### Document section:

“Humans are social beings and it is important for them to possess social and emotional skills to survive and thrive in their social settings.” – Garima Srivastava
It is important for Indonesia to focus on social and emotional learning (SEL). It can strengthen us as communities during uncertain times. Across Indonesia, thousands of schools have been closed since March 2020. This has prevented students from having normal social interactions and gaining knowledge opportunities from school. Many families have tighter financial constraints and face increased problems with economic issues, while those who can afford to stay home may be communal, physically keeping their children away from their friends and the outside world. Social media use has drastically increased amongst the youth, being a significant and, to some, only form of communication with the outside world. For many teens, the COVID-19 pandemic lockdowns have increased feelings of isolation, depression, and anxiety.
Therefore, it is important for Indonesia as a country to focus on social and emotional learning (SEL). It can strengthen us as individuals and as communities, especially during uncertain times. Simply put, “Emotional skills talk about identifying, expressing, and managing the emotions, while social skills are about making connections, relating to others, being able to negotiate, and build relationships with peers, adults, and colleagues,” wrote Garima Srivastava, an IB teacher at Pathways School Noida in India.
With students today, SEL can create more positive attitudes such as confidence, empathy, and persistence, as well as having a sense of purpose. They will be better equipped to navigate through stressful situations and would have a more optimistic and positive outlook towards them. School-wise, students can have increased academic performance, with self-confidence allowing them to focus more and study better, achieving better grades. Businesses and industries, as stated by Forbes, are starting to name emotional intelligence and agility among the most desired workforce skills. They can solve problems and work together to function at levels far beyond – in the classroom, at the future workplace, and at home. Each of these qualities can help students in the long-term to grow and pursue their own wants and dreams.

### Source material:
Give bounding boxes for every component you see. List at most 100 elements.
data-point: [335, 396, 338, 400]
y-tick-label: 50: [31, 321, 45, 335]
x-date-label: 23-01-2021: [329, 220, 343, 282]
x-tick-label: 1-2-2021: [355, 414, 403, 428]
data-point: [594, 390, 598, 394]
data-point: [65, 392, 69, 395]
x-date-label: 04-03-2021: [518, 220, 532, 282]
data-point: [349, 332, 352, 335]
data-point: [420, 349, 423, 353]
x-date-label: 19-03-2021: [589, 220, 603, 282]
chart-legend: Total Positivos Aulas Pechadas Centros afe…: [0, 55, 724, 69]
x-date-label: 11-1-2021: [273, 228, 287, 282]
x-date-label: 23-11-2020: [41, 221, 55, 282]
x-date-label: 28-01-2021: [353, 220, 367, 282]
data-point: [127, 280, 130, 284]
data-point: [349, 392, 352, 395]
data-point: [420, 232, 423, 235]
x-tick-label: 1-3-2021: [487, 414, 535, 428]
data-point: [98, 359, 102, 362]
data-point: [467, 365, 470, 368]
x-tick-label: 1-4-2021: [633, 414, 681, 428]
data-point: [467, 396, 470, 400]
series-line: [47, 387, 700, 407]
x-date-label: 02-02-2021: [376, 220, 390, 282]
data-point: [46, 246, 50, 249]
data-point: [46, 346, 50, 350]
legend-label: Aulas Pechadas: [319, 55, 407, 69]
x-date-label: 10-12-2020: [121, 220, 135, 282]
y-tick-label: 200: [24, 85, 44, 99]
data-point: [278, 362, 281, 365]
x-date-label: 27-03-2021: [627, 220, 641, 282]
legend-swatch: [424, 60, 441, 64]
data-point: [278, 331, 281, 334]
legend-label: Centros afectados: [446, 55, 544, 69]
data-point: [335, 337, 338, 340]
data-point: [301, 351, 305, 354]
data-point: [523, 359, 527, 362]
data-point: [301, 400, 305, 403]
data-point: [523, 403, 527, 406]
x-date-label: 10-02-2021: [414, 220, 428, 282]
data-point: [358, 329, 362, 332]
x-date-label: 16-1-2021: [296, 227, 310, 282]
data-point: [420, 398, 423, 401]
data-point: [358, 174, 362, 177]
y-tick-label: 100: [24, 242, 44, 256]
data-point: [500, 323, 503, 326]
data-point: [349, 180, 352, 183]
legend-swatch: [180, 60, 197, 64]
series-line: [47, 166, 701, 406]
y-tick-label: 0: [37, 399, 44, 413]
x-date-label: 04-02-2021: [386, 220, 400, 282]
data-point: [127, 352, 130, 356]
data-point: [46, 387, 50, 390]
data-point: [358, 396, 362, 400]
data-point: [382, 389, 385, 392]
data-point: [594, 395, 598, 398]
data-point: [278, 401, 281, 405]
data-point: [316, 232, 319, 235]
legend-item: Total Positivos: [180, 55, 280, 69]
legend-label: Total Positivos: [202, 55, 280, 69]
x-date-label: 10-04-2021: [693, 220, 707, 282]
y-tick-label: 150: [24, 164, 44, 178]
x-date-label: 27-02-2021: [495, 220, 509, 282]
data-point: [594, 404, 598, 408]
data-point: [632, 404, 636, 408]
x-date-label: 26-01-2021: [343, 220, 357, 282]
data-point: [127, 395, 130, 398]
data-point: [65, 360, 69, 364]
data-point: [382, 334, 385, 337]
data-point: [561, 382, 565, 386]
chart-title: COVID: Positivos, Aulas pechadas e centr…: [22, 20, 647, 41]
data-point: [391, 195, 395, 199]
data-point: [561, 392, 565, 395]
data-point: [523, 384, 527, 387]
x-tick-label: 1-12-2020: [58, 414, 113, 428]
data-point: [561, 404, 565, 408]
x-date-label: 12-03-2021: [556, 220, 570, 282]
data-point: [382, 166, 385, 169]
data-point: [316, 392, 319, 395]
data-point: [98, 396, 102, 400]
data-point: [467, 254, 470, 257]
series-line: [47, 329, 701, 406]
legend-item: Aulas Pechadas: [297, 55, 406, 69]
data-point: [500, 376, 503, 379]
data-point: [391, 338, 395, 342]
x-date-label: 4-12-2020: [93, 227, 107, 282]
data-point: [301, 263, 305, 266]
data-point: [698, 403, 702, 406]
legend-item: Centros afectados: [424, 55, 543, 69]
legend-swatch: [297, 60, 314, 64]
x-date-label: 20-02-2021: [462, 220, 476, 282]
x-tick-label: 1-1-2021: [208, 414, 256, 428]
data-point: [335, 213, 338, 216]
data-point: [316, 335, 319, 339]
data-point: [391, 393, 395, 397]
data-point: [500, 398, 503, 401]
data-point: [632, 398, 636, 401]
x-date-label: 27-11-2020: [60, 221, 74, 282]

### Task requirements:
1) Translate this sentence from the piece on social and emotional learning in Indonesia into Spanish: "Across Indonesia, thousands of schools have been closed since March 2020."
2) Copy out the part of the piece on social and emotional learning that opens with the words containing "Therefore, it is" and closes with "Noida in India.".
3) Give what follows the last sentence of the piece on social and emotional learning in Indonesia.

### List of answers:
1) En toda Indonesia, miles de escuelas han estado cerradas desde marzo de 2020.

2)
Therefore, it is important for Indonesia as a country to focus on social and emotional learning (SEL). It can strengthen us as individuals and as communities, especially during uncertain times. Simply put, “Emotional skills talk about identifying, expressing, and managing the emotions, while social skills are about making connections, relating to others, being able to negotiate, and build relationships with peers, adults, and colleagues,” wrote Garima Srivastava, an IB teacher at Pathways School Noida in India.

3)
The good thing about social and emotional education is that it can be practiced by virtually anyone today, in both in-school and out-of-school environments. As put by UNICEF, access to key social services and mental health support, whether through schools, parents, or other centers during this time must be a priority; supporting children remotely wherever they are.
Parents can practice active listening by listening to their child’s emotions and validating them, talking them through it, and explaining what they can do in response to their child’s questions. Make it a routine; remind them to celebrate even the small things and engage in creativity together. Teachers can schedule regular check-ins with students and their families, creating positive teacher-student relationships that are important during these times. Even in the post-pandemic era where schools reopen, investments in social-emotional learning through quality education and skill development must be increased to ensure a generation of children and young people are not left behind.
“Parents and teachers need to be the best possible role models for children,”
said Marc Brackett, founding director of the Yale Centre for Emotional Intelligence, in an interview with Yale Medicine. “That’s why we target our training to adults first. If you’re feeling highly anxious and stressed out, you need to demonstrate that you can handle your feelings.”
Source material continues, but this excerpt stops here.